[Given instruction]
Type every record exactly as it appears.

[Records]
········
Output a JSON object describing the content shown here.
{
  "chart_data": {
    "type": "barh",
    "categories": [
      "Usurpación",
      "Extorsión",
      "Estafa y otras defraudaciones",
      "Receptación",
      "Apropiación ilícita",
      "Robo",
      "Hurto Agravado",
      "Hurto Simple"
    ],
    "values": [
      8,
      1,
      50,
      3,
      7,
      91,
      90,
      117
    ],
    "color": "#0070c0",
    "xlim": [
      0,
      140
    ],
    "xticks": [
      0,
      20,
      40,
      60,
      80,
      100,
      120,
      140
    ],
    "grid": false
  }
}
········
[Written solution]
Output a JSON object describing the content shown here.
{
  "chart_data": {
    "type": "barh",
    "categories": [
      "Usurpación",
      "Extorsión",
      "Estafa y otras defraudaciones",
      "Receptación",
      "Apropiación ilícita",
      "Robo",
      "Hurto Agravado",
      "Hurto Simple"
    ],
    "values": [
      8,
      1,
      50,
      3,
      7,
      91,
      90,
      117
    ],
    "color": "#0070c0",
    "xlim": [
      0,
      140
    ],
    "xticks": [
      0,
      20,
      40,
      60,
      80,
      100,
      120,
      140
    ],
    "grid": false
  }
}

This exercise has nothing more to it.